Given task. Wherever the string "福德國小" appears in the listing, copy that line.

**** Stored records ****

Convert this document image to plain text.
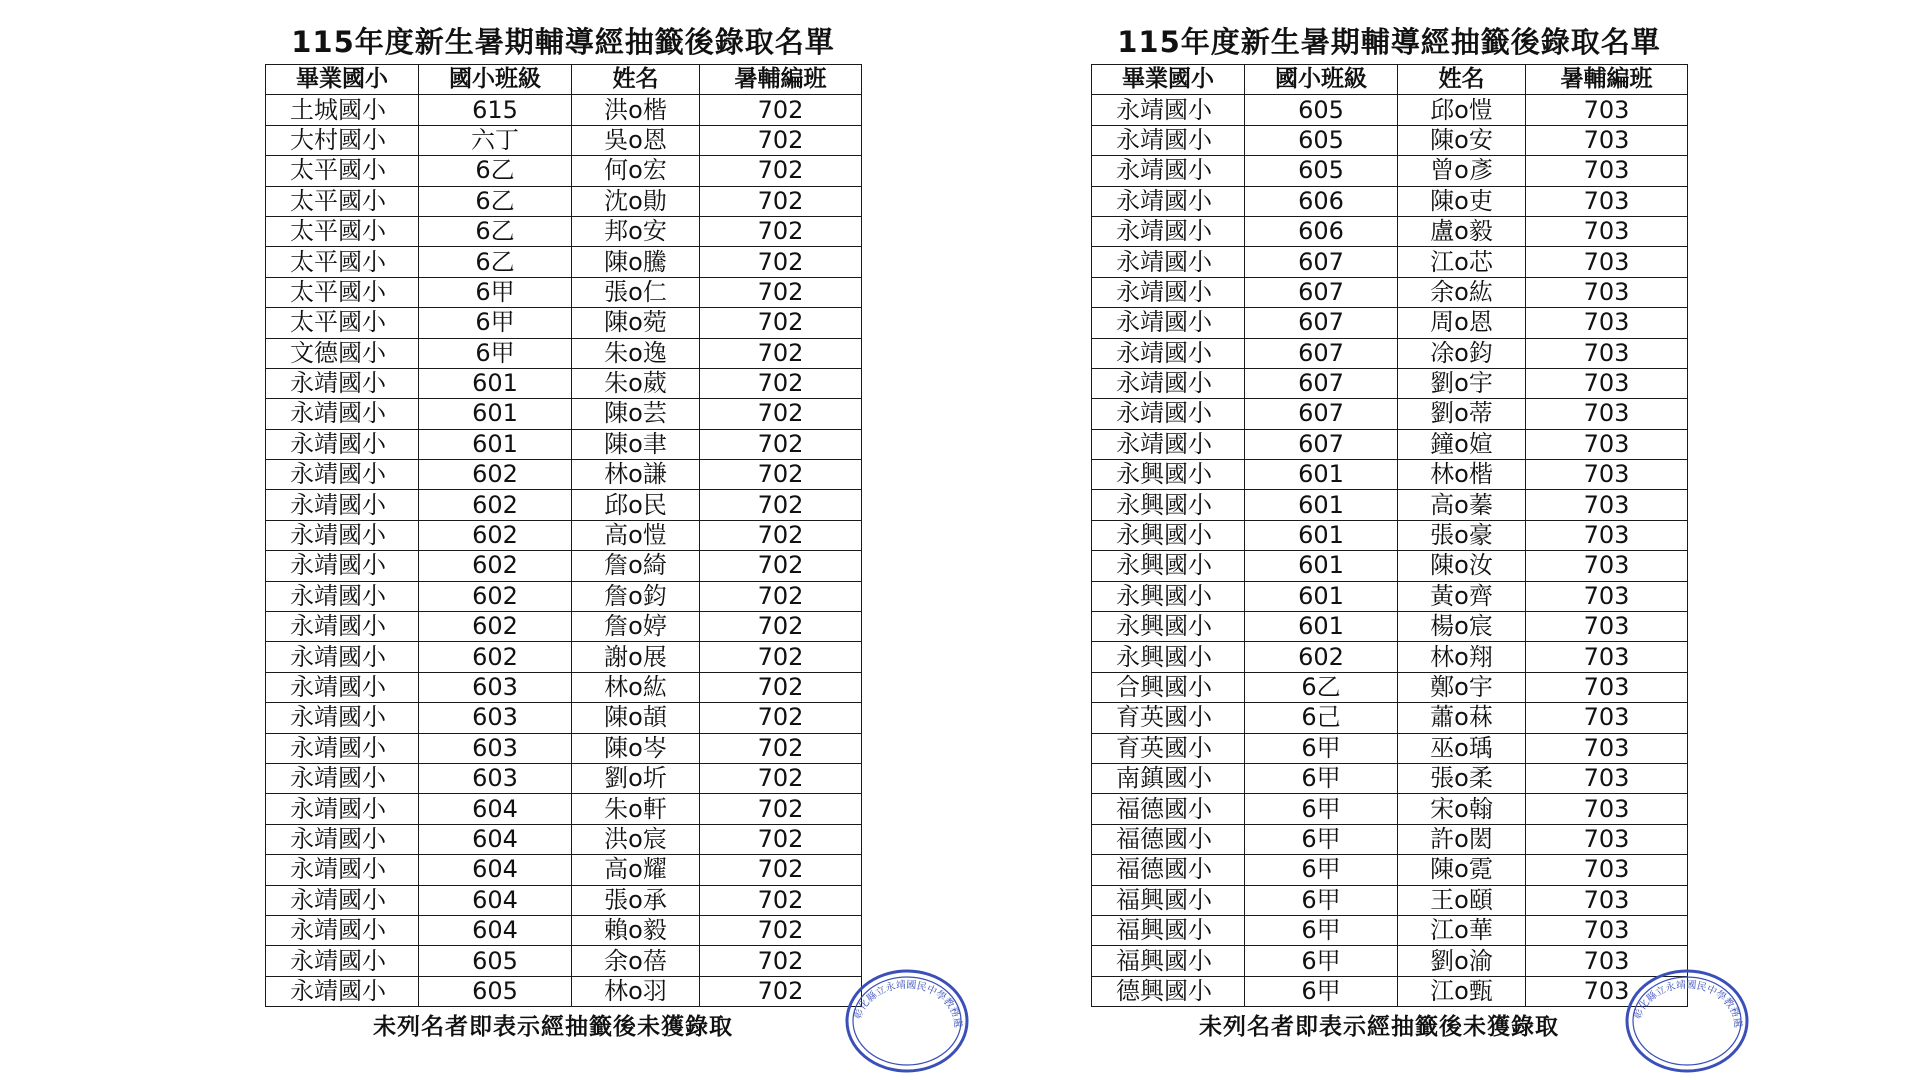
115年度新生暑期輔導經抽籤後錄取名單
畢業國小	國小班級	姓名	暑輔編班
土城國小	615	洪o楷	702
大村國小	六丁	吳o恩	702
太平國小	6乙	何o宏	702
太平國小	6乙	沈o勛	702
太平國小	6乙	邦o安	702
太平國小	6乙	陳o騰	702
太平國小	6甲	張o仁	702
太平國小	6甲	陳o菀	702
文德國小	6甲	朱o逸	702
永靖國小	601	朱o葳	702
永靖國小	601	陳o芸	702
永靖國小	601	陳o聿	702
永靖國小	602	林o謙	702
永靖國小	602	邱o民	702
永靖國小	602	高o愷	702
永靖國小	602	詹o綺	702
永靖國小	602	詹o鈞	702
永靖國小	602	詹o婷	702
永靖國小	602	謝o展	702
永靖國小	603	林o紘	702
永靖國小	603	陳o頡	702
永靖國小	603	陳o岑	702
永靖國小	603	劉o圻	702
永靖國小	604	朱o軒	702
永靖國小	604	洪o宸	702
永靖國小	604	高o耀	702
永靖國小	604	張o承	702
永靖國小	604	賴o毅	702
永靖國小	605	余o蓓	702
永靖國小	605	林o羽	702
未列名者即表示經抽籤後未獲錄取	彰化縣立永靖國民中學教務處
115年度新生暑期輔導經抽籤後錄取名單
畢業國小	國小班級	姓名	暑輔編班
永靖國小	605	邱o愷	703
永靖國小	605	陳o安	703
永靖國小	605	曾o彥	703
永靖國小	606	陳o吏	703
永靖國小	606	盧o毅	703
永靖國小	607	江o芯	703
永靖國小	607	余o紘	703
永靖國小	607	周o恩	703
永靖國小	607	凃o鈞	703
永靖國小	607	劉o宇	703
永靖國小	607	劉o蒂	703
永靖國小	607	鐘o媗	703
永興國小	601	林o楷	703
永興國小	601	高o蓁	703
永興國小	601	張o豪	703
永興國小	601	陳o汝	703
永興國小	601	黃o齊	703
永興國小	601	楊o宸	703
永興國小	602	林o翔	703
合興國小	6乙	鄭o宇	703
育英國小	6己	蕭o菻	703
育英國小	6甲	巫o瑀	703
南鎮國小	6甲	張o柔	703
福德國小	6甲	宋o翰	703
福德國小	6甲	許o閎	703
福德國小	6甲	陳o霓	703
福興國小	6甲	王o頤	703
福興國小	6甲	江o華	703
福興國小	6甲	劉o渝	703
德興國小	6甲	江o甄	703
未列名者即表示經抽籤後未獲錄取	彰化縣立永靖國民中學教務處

****
**** Stored records ****

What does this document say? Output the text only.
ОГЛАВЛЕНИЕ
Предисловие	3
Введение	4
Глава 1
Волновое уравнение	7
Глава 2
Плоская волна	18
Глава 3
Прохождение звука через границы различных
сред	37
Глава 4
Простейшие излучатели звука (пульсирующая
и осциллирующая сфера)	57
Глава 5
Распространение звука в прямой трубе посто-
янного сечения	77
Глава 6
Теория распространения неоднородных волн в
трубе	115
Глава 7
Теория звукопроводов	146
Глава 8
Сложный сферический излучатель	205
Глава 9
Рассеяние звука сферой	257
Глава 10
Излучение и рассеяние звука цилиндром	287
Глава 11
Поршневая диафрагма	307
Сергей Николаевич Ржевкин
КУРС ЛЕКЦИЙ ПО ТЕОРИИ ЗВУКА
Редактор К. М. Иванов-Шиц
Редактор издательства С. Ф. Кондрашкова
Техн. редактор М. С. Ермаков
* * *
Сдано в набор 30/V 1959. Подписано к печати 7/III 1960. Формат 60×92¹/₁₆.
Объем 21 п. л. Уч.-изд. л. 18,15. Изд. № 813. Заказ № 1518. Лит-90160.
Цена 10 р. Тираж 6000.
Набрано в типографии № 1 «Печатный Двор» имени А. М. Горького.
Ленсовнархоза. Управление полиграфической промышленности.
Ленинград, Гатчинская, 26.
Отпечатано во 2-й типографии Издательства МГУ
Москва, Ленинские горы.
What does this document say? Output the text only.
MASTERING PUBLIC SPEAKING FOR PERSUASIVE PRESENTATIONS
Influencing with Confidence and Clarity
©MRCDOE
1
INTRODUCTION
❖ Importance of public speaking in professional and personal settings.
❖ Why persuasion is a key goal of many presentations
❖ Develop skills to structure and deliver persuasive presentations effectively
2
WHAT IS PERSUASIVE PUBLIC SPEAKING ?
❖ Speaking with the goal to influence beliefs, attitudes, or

****

The answer.
福德國小	6甲	宋o翰	703
福德國小	6甲	許o閎	703
福德國小	6甲	陳o霓	703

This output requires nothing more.